▶ Brief
Tally the lines that contain "JSON" and report the total alone.

▶ Given information
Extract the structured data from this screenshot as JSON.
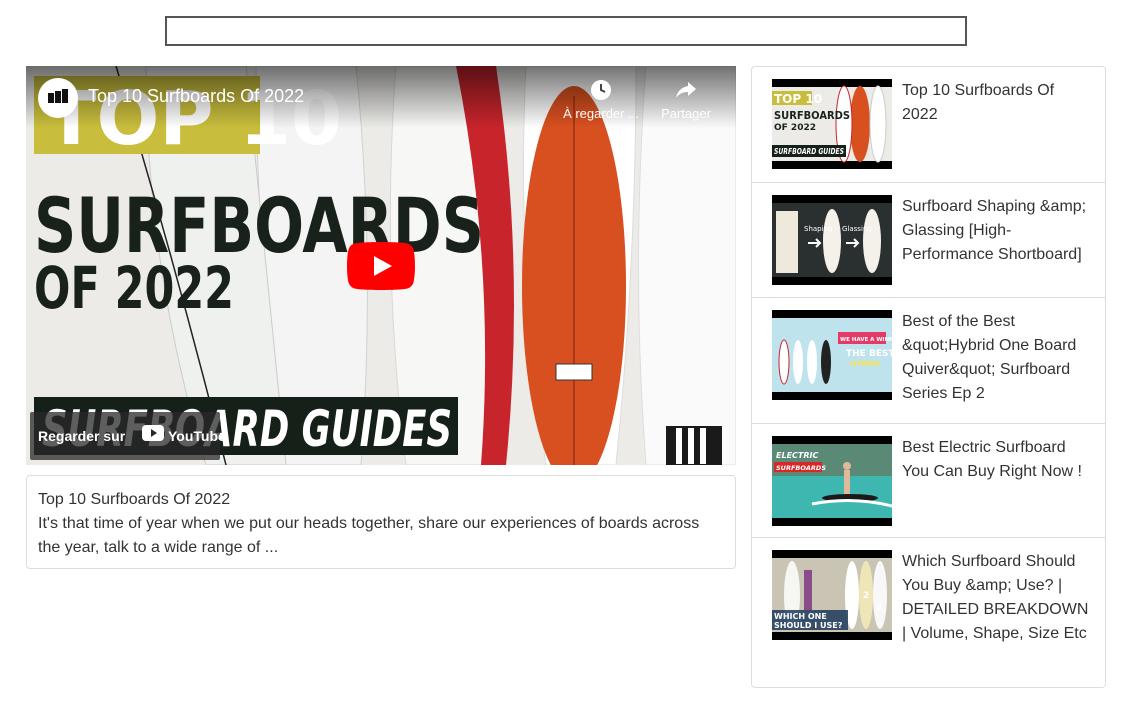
{
  "search": {
    "placeholder": ""
  },
  "player": {
    "title": "Top 10 Surfboards Of 2022",
    "watch_later_label": "À regarder ...",
    "share_label": "Partager",
    "watch_on_label": "Regarder sur",
    "youtube_label": "YouTube",
    "thumbnail_text": {
      "line1": "TOP 10",
      "line2": "SURFBOARDS",
      "line3": "OF 2022",
      "banner": "SURFBOARD GUIDES"
    },
    "colors": {
      "play_red": "#ff0000",
      "banner_yellow": "#c8bd3c",
      "banner_dark": "#152018"
    }
  },
  "description": {
    "title": "Top 10 Surfboards Of 2022",
    "text": "It's that time of year when we put our heads together, share our experiences of boards across the year, talk to a wide range of ..."
  },
  "playlist": {
    "items": [
      {
        "title": "Top 10 Surfboards Of 2022",
        "thumb_text_a": "TOP 10",
        "thumb_text_b": "SURFBOARDS",
        "thumb_text_c": "OF 2022",
        "thumb_text_d": "SURFBOARD GUIDES"
      },
      {
        "title": "Surfboard Shaping &amp; Glassing [High-Performance Shortboard]",
        "thumb_text_a": "Shaping",
        "thumb_text_b": "Glassing"
      },
      {
        "title": "Best of the Best &quot;Hybrid One Board Quiver&quot; Surfboard Series Ep 2",
        "thumb_text_a": "WE HAVE A WINNER!",
        "thumb_text_b": "THE BEST",
        "thumb_text_c": "HYBRID"
      },
      {
        "title": "Best Electric Surfboard You Can Buy Right Now !",
        "thumb_text_a": "ELECTRIC",
        "thumb_text_b": "SURFBOARDS"
      },
      {
        "title": "Which Surfboard Should You Buy &amp; Use? | DETAILED BREAKDOWN | Volume, Shape, Size Etc",
        "thumb_text_a": "WHICH ONE",
        "thumb_text_b": "SHOULD I USE?"
      }
    ]
  }
}
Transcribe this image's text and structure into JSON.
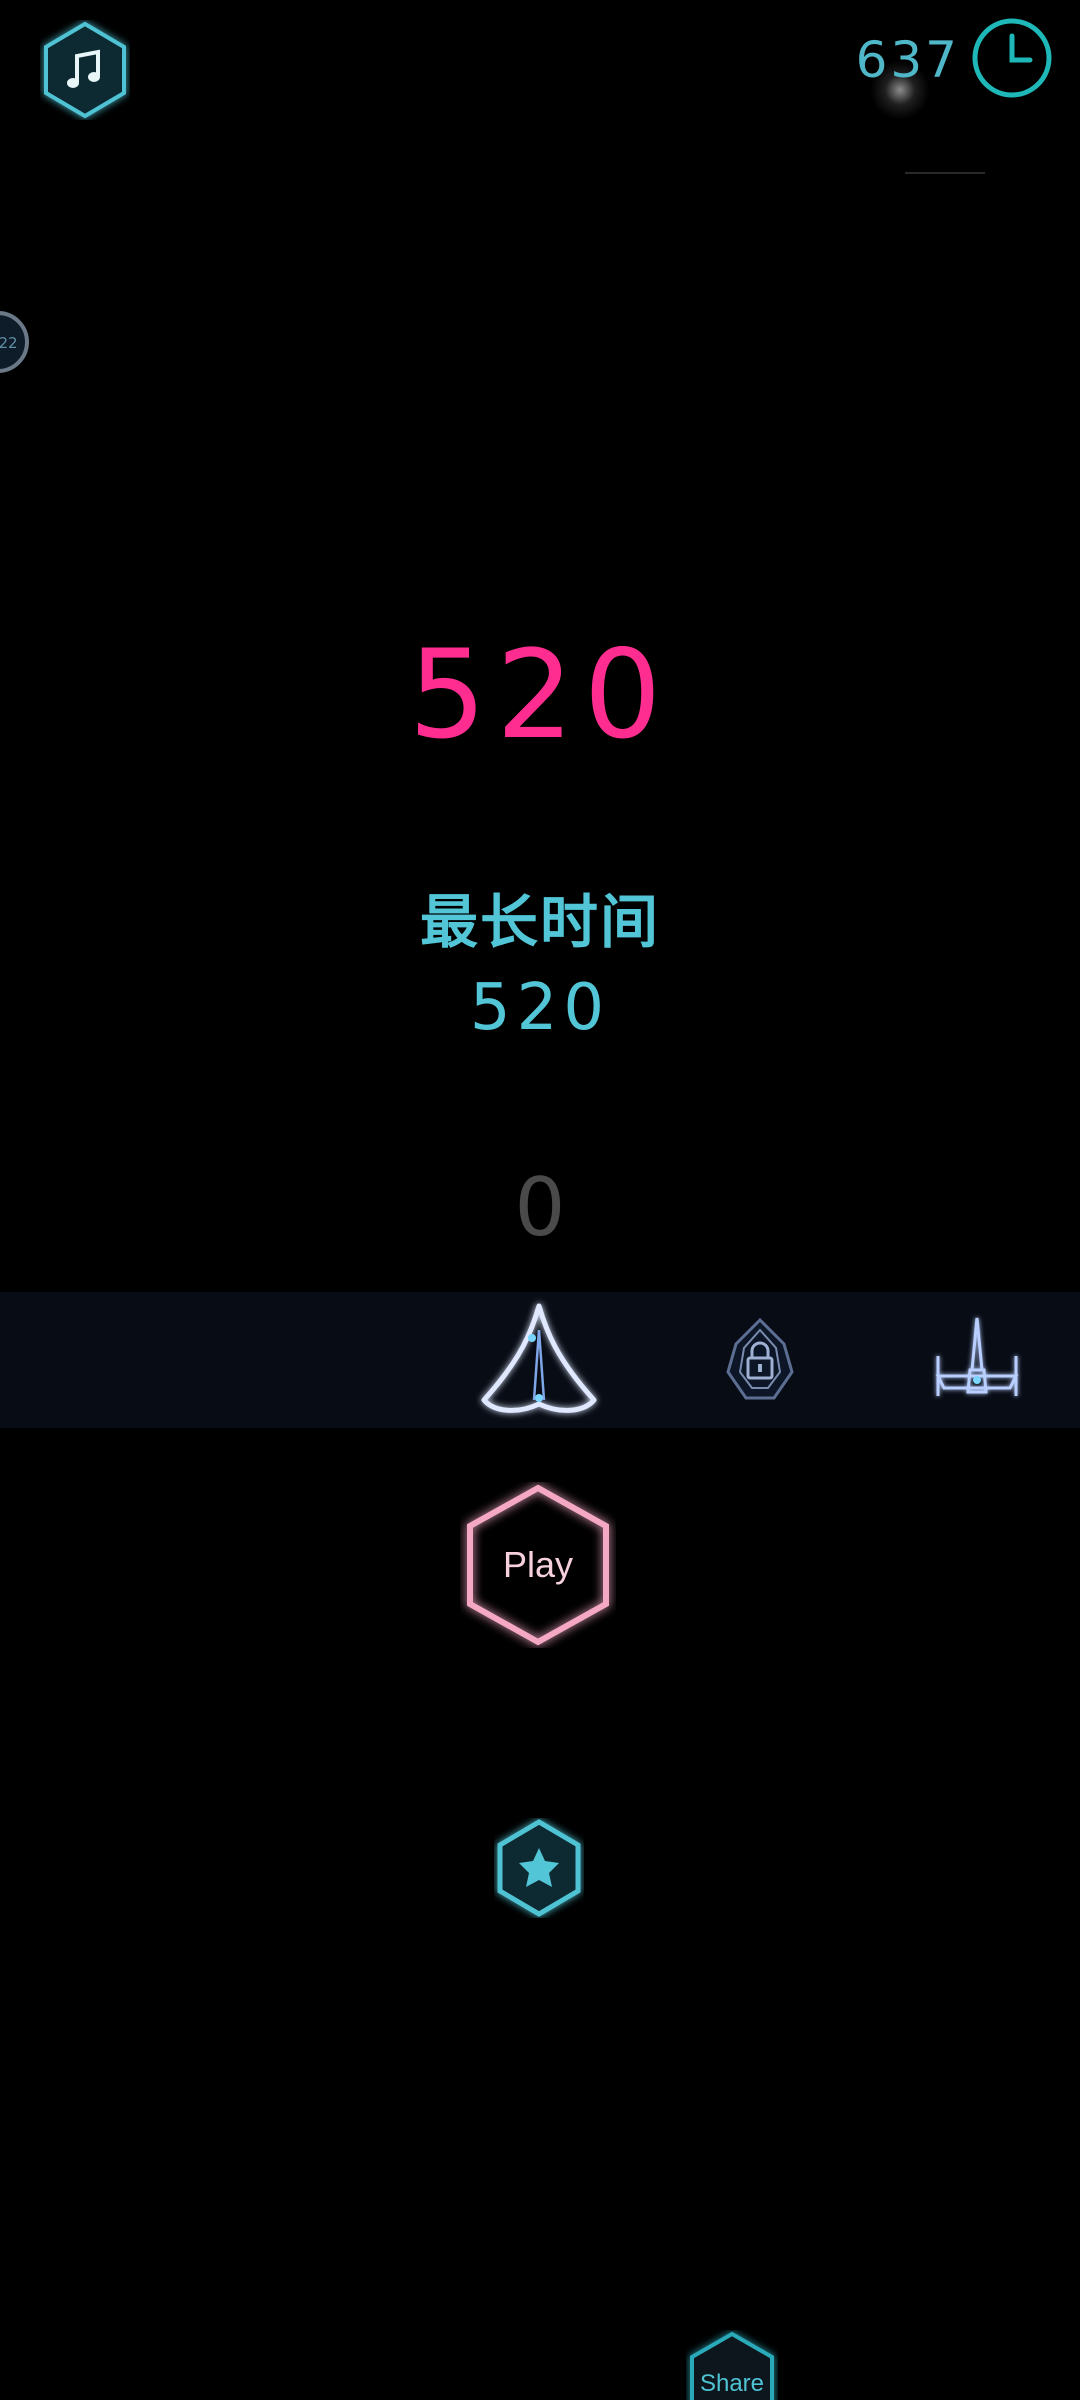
{
  "header": {
    "music_icon": "music-note-icon",
    "coins": "637",
    "timer_icon": "clock-icon",
    "side_badge_text": "22"
  },
  "score": {
    "current": "520",
    "best_label": "最长时间",
    "best_value": "520",
    "counter": "0"
  },
  "ships": [
    {
      "name": "delta-wing-ship",
      "locked": false,
      "selected": true
    },
    {
      "name": "pod-ship",
      "locked": true,
      "selected": false
    },
    {
      "name": "x-wing-ship",
      "locked": false,
      "selected": false
    }
  ],
  "buttons": {
    "play_label": "Play",
    "rate_icon": "star-icon",
    "share_label": "Share"
  },
  "colors": {
    "background": "#000000",
    "accent_cyan": "#52c5d6",
    "accent_pink": "#ff2d8f",
    "play_border": "#f5a8c4",
    "ship_band": "#080c15"
  }
}
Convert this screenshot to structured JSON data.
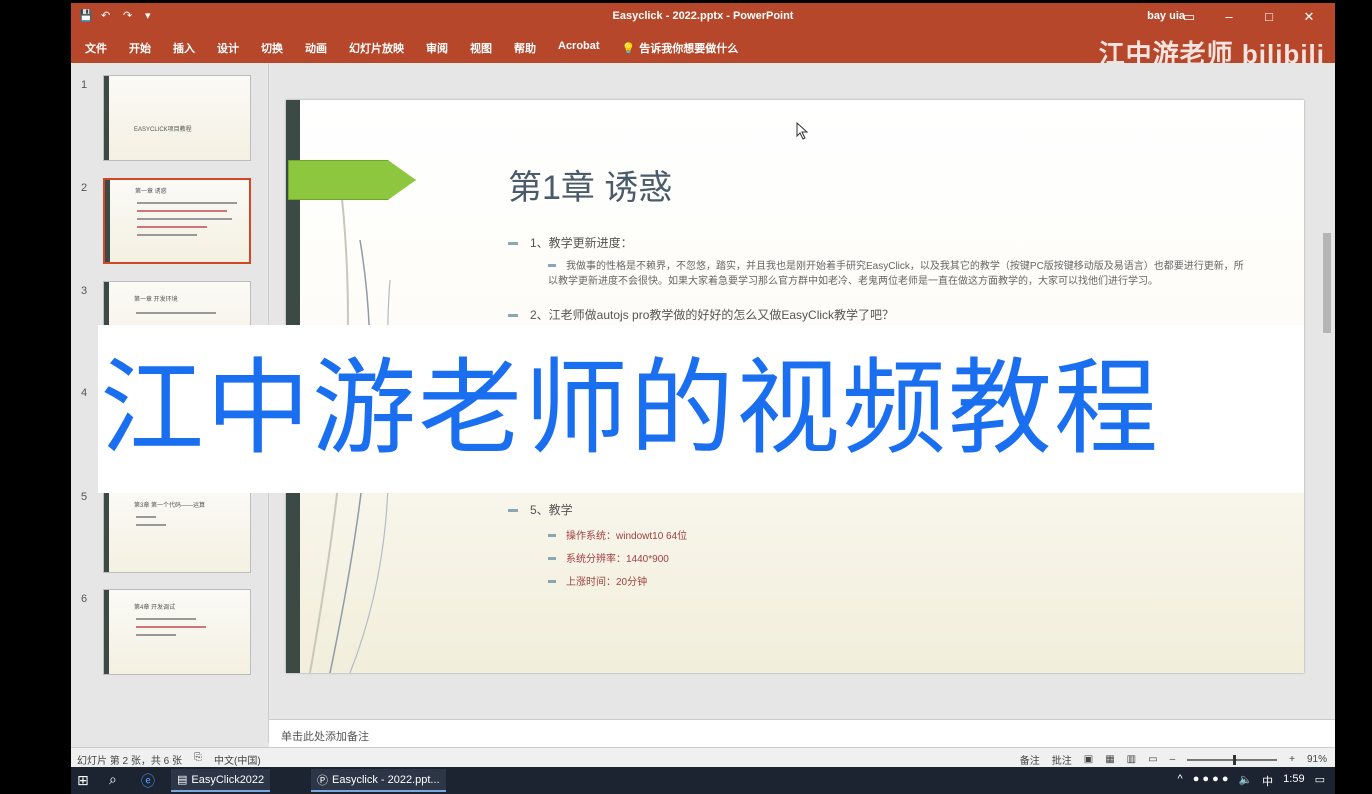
{
  "window": {
    "doc_title": "Easyclick - 2022.pptx - PowerPoint",
    "user": "bay uia",
    "controls": [
      "▭",
      "–",
      "□",
      "✕"
    ]
  },
  "ribbon": {
    "tabs": [
      "文件",
      "开始",
      "插入",
      "设计",
      "切换",
      "动画",
      "幻灯片放映",
      "审阅",
      "视图",
      "帮助",
      "Acrobat"
    ],
    "tell_me": "告诉我你想要做什么",
    "watermark": "江中游老师 bilibili"
  },
  "thumbnails": [
    {
      "num": "1",
      "text": "EASYCLICK项目教程"
    },
    {
      "num": "2",
      "text": "第一章 诱惑"
    },
    {
      "num": "3",
      "text": "第一章 开发环境"
    },
    {
      "num": "4",
      "text": ""
    },
    {
      "num": "5",
      "text": "第3章 第一个代码——运算"
    },
    {
      "num": "6",
      "text": "第4章 开发调试"
    }
  ],
  "slide": {
    "title": "第1章 诱惑",
    "b1": "1、教学更新进度：",
    "b1_sub": "我做事的性格是不赖界，不忽悠，踏实，并且我也是刚开始着手研究EasyClick，以及我其它的教学（按键PC版按键移动版及易语言）也都要进行更新，所以教学更新进度不会很快。如果大家着急要学习那么官方群中如老冷、老鬼两位老师是一直在做这方面教学的，大家可以找他们进行学习。",
    "b2": "2、江老师做autojs pro教学做的好好的怎么又做EasyClick教学了吧？",
    "b5": "5、教学",
    "s1": "操作系统：windowt10 64位",
    "s2": "系统分辨率：1440*900",
    "s3": "上涨时间：20分钟"
  },
  "overlay": "江中游老师的视频教程",
  "notes_placeholder": "单击此处添加备注",
  "status": {
    "slide_info": "幻灯片 第 2 张，共 6 张",
    "language": "中文(中国)",
    "notes_btn": "备注",
    "comments_btn": "批注",
    "zoom": "91%"
  },
  "taskbar": {
    "apps": [
      "EasyClick2022",
      "Easyclick - 2022.ppt..."
    ],
    "time": "1:59",
    "ime": "中"
  }
}
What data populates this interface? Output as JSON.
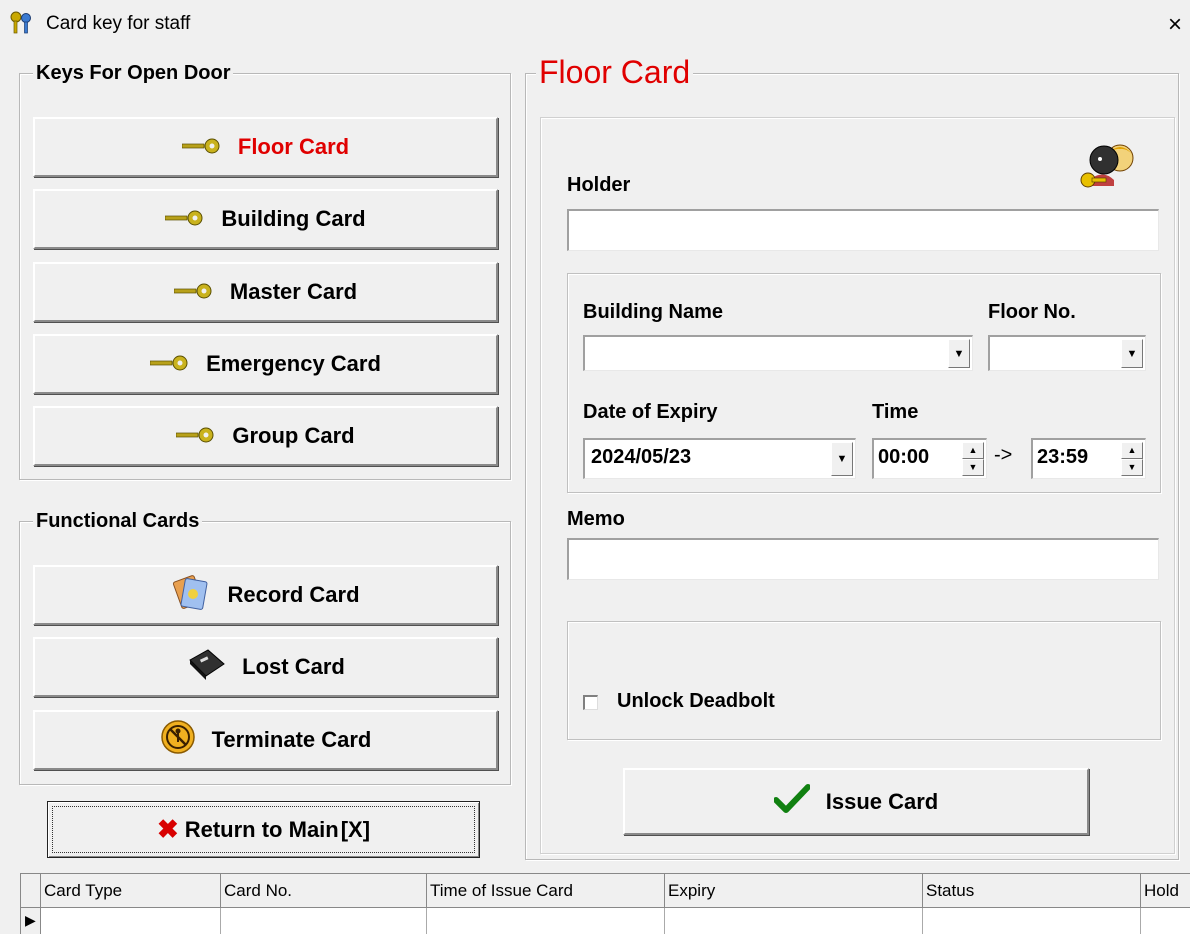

▶ Full output
4